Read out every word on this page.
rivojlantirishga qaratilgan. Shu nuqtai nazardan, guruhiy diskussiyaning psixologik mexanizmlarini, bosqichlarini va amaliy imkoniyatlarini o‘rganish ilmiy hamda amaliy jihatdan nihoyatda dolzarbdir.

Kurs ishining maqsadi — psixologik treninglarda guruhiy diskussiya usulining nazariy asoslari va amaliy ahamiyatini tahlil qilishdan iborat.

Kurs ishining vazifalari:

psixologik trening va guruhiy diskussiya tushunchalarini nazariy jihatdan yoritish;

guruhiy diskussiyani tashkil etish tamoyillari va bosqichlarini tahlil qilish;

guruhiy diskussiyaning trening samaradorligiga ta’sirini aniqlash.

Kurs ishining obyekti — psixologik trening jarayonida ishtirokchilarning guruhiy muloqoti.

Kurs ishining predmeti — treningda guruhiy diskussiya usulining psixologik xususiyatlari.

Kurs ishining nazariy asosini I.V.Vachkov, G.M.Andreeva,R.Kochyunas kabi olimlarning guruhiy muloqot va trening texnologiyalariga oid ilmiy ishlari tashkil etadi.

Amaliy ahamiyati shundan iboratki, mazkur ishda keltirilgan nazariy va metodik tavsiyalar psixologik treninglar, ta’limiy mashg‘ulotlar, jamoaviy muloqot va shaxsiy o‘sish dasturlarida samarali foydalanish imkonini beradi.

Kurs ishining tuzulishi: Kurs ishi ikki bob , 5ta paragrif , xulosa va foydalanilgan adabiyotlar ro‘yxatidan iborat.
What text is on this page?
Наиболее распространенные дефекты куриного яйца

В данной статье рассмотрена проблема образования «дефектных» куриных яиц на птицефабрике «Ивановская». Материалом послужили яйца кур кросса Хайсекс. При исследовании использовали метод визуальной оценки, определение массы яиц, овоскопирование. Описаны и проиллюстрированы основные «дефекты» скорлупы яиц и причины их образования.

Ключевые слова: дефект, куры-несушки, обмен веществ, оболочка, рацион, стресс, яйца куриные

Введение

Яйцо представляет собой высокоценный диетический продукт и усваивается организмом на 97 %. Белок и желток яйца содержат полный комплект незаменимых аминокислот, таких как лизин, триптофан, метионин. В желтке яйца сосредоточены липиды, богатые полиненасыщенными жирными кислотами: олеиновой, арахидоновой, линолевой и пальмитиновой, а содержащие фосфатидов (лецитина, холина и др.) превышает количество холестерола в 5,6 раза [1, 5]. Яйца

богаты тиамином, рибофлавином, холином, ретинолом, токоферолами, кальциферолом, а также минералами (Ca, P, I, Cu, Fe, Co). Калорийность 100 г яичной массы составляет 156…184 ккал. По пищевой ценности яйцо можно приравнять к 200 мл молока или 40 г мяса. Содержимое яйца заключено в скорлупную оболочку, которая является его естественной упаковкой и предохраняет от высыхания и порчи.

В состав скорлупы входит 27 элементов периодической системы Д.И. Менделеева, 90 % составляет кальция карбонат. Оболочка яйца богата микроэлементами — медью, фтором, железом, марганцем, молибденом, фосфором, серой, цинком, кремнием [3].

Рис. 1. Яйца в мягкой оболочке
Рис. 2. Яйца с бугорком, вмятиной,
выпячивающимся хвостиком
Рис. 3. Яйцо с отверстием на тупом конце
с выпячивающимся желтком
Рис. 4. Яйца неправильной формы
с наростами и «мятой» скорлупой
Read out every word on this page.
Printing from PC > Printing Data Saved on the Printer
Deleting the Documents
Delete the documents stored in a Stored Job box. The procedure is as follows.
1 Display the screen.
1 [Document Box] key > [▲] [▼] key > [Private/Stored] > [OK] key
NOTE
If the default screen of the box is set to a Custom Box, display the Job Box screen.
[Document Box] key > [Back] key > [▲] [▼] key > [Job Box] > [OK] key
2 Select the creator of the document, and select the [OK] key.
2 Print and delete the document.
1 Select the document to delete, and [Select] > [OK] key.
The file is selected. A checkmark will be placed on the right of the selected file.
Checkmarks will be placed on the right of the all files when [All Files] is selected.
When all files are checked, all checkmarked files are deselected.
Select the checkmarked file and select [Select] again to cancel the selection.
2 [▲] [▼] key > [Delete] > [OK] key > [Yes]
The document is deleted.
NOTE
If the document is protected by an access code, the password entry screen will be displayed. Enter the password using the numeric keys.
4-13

***

:: What to produce ::
Show all lines from the records above where the word "выпячивающимся" occurs.

:: Task result ::
выпячивающимся хвостиком
с выпячивающимся желтком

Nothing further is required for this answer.